**Stated task A:** Can you rewrite the paragraph of the passage on land speculation that begins "The noble Marquess talked about land speculators" as a short list that keeps its main facts?
**Stated task B:**
Answer these questions on the passage on land speculation:
(i) Who bought the Thorney estate at a low price?
(ii) How many smallholders were on the Mountford estate?
(iii) How many of the fifteen large tenants wanted to buy the land?
**Stated task C:** Summarize the passage on land speculation in two sentences.

**Text to read:**
******
The noble Marquess talked about land speculators. We know that there has been a certain amount of land bought by people and cut up and sold, but I think that probably the worst cases of land speculation in agricultural holdings have been speculation by the farmers themselves. We know something about the Thorney estate, which was bought at a low price by the tenant farmers, and I do not think now that a single farm which was bought by the Duke of Bedford's tenants remains in the tenant's hands. They have all been sold, I believe at a very large profit. Then there was the well-known ease of the Mountford estate, when a considerable area of land was sold to a firm in London. There were fifteen farmers on this estate and thirty-five small holders—I believe my facts are correct, but I speak under correction. The firm in London which was going to farm the land in co-operation with the big farmers was going to keep the thirty-five smallholders on the land to provide the labour. Pressure was put on the firm in London and the benefit of the sale was turned over to the fifteen large tenants. What happened? My information is that only seven of the fifteen tenants wanted to buy the land. The seven large tenants bought the whole of the estate, and the thirty-five small holders were turned out, or are, to the best of my belief, under notice, and the whole of the farms are to be put up for sale.
******
**Given information:**
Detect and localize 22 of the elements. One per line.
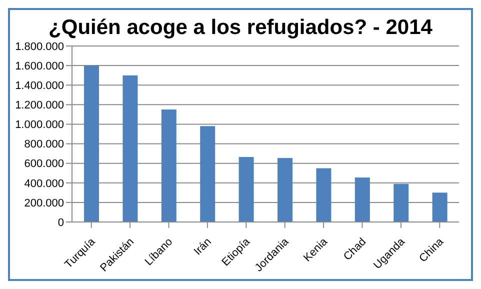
******
**Written solution A:**
- The speaker thinks the worst land speculation in agricultural holdings has probably been by the farmers themselves.
- The Thorney estate was bought at a low price by the Duke of Bedford's tenant farmers. The speaker believes none of those farms remain in the tenants' hands and that all were sold at a very large profit.
- On the Mountford estate, a considerable area was sold to a London firm. The estate had fifteen farmers and thirty-five smallholders.
- The firm planned to farm with the big farmers and keep the smallholders on the land as labor.
- After pressure was put on the firm, the benefit of the sale went to the fifteen large tenants, but only seven wanted to buy.
- Those seven bought the whole estate. The smallholders were turned out or are under notice, and all the farms are to be put up for sale.

**Written solution B:**
(i) The tenant farmers, the Duke of Bedford's tenants.
(ii) Thirty-five.
(iii) Seven.

**Written solution C:** Responding to the noble Marquess, the speaker argues that the worst land speculation in agricultural holdings has probably been by farmers themselves, pointing to the Thorney estate, where the tenants who bought cheaply are believed to have sold every farm at a large profit. On the Mountford estate, the benefit of a sale to a London firm was turned over to the large tenants, and seven of them bought the whole estate, leaving the thirty-five smallholders turned out or under notice and all the farms to be put up for sale.